* begin DATASET EXTRACT *

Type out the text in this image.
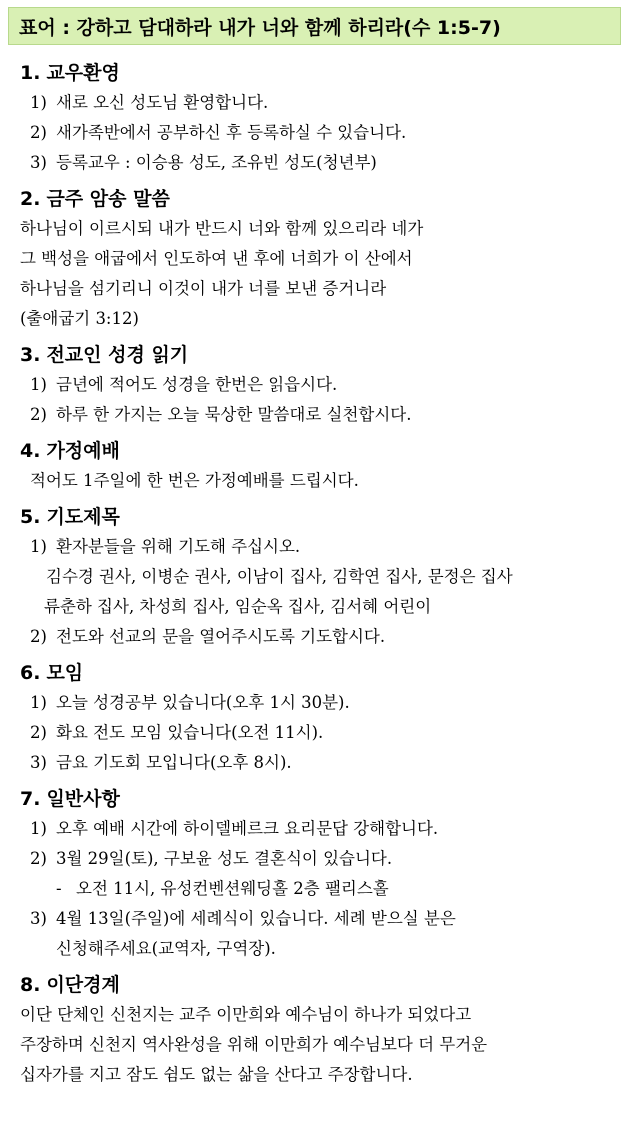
표어 : 강하고 담대하라 내가 너와 함께 하리라(수 1:5-7)
1. 교우환영
1) 새로 오신 성도님 환영합니다.
2) 새가족반에서 공부하신 후 등록하실 수 있습니다.
3) 등록교우 : 이승용 성도, 조유빈 성도(청년부)
2. 금주 암송 말씀
하나님이 이르시되 내가 반드시 너와 함께 있으리라 네가
그 백성을 애굽에서 인도하여 낸 후에 너희가 이 산에서
하나님을 섬기리니 이것이 내가 너를 보낸 증거니라
(출애굽기 3:12)
3. 전교인 성경 읽기
1) 금년에 적어도 성경을 한번은 읽읍시다.
2) 하루 한 가지는 오늘 묵상한 말씀대로 실천합시다.
4. 가정예배
적어도 1주일에 한 번은 가정예배를 드립시다.
5. 기도제목
1) 환자분들을 위해 기도해 주십시오.
김수경 권사, 이병순 권사, 이남이 집사, 김학연 집사, 문정은 집사
류춘하 집사, 차성희 집사, 임순옥 집사, 김서혜 어린이
2) 전도와 선교의 문을 열어주시도록 기도합시다.
6. 모임
1) 오늘 성경공부 있습니다(오후 1시 30분).
2) 화요 전도 모임 있습니다(오전 11시).
3) 금요 기도회 모입니다(오후 8시).
7. 일반사항
1) 오후 예배 시간에 하이델베르크 요리문답 강해합니다.
2) 3월 29일(토), 구보윤 성도 결혼식이 있습니다.
- 오전 11시, 유성컨벤션웨딩홀 2층 팰리스홀
3) 4월 13일(주일)에 세례식이 있습니다. 세례 받으실 분은
신청해주세요(교역자, 구역장).
8. 이단경계
이단 단체인 신천지는 교주 이만희와 예수님이 하나가 되었다고
주장하며 신천지 역사완성을 위해 이만희가 예수님보다 더 무거운
십자가를 지고 잠도 쉼도 없는 삶을 산다고 주장합니다.
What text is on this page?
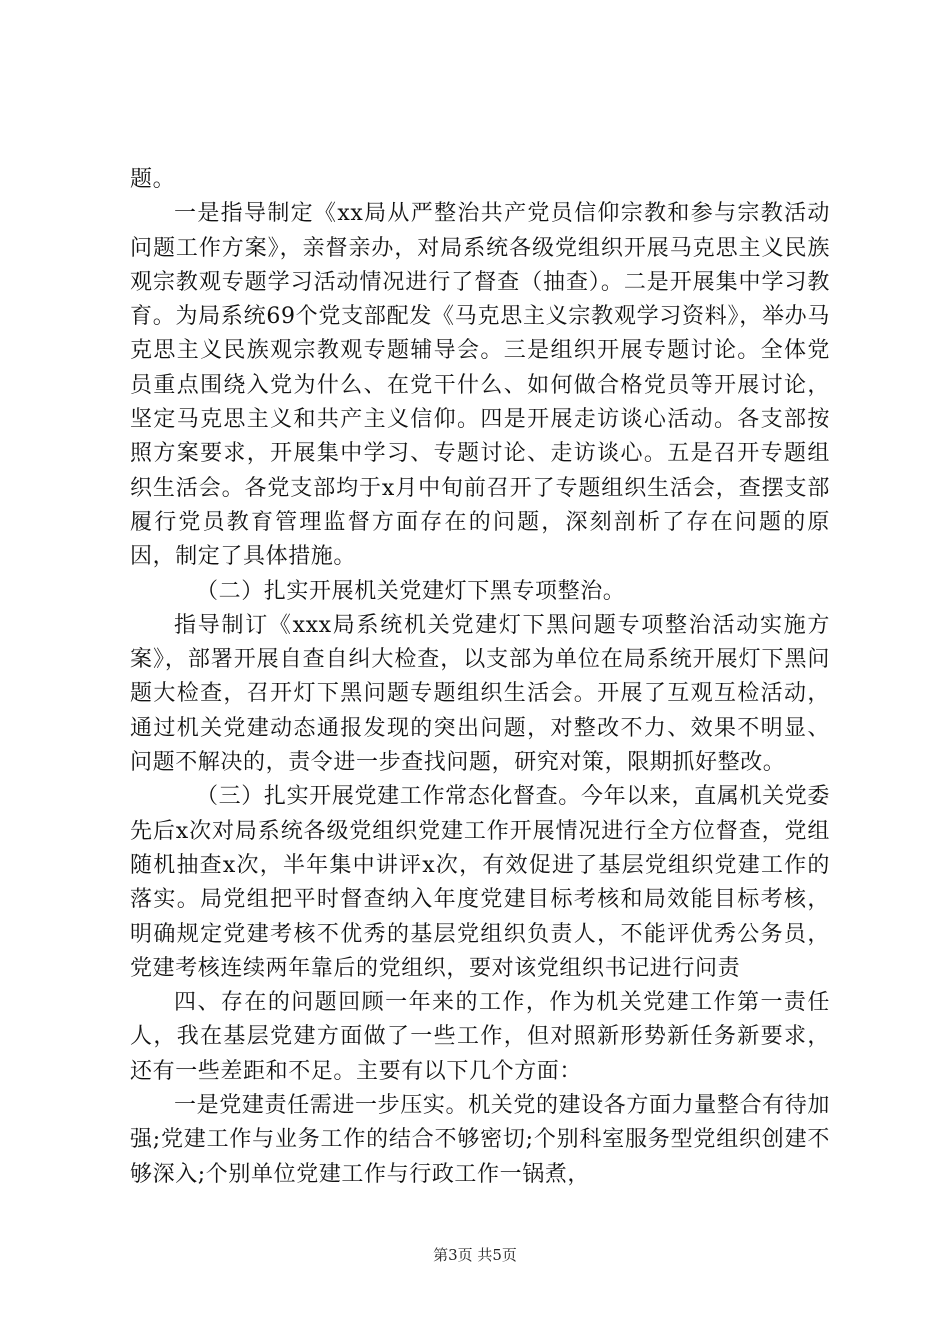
题。

一是指导制定《xx局从严整治共产党员信仰宗教和参与宗教活动问题工作方案》，亲督亲办，对局系统各级党组织开展马克思主义民族观宗教观专题学习活动情况进行了督查（抽查）。二是开展集中学习教育。为局系统69个党支部配发《马克思主义宗教观学习资料》，举办马克思主义民族观宗教观专题辅导会。三是组织开展专题讨论。全体党员重点围绕入党为什么、在党干什么、如何做合格党员等开展讨论，坚定马克思主义和共产主义信仰。四是开展走访谈心活动。各支部按照方案要求，开展集中学习、专题讨论、走访谈心。五是召开专题组织生活会。各党支部均于x月中旬前召开了专题组织生活会，查摆支部履行党员教育管理监督方面存在的问题，深刻剖析了存在问题的原因，制定了具体措施。

（二）扎实开展机关党建灯下黑专项整治。

指导制订《xxx局系统机关党建灯下黑问题专项整治活动实施方案》，部署开展自查自纠大检查，以支部为单位在局系统开展灯下黑问题大检查，召开灯下黑问题专题组织生活会。开展了互观互检活动，通过机关党建动态通报发现的突出问题，对整改不力、效果不明显、问题不解决的，责令进一步查找问题，研究对策，限期抓好整改。

（三）扎实开展党建工作常态化督查。今年以来，直属机关党委先后x次对局系统各级党组织党建工作开展情况进行全方位督查，党组随机抽查x次，半年集中讲评x次，有效促进了基层党组织党建工作的落实。局党组把平时督查纳入年度党建目标考核和局效能目标考核，明确规定党建考核不优秀的基层党组织负责人，不能评优秀公务员，党建考核连续两年靠后的党组织，要对该党组织书记进行问责

四、存在的问题回顾一年来的工作，作为机关党建工作第一责任人，我在基层党建方面做了一些工作，但对照新形势新任务新要求，还有一些差距和不足。主要有以下几个方面：

一是党建责任需进一步压实。机关党的建设各方面力量整合有待加强;党建工作与业务工作的结合不够密切;个别科室服务型党组织创建不够深入;个别单位党建工作与行政工作一锅煮，

第3页 共5页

* end DATASET EXTRACT *

## GOAL
Locate and copy each line in the data above that includes the word "text".

## RESPONSE
Type out the text in this image.
What text is on this page?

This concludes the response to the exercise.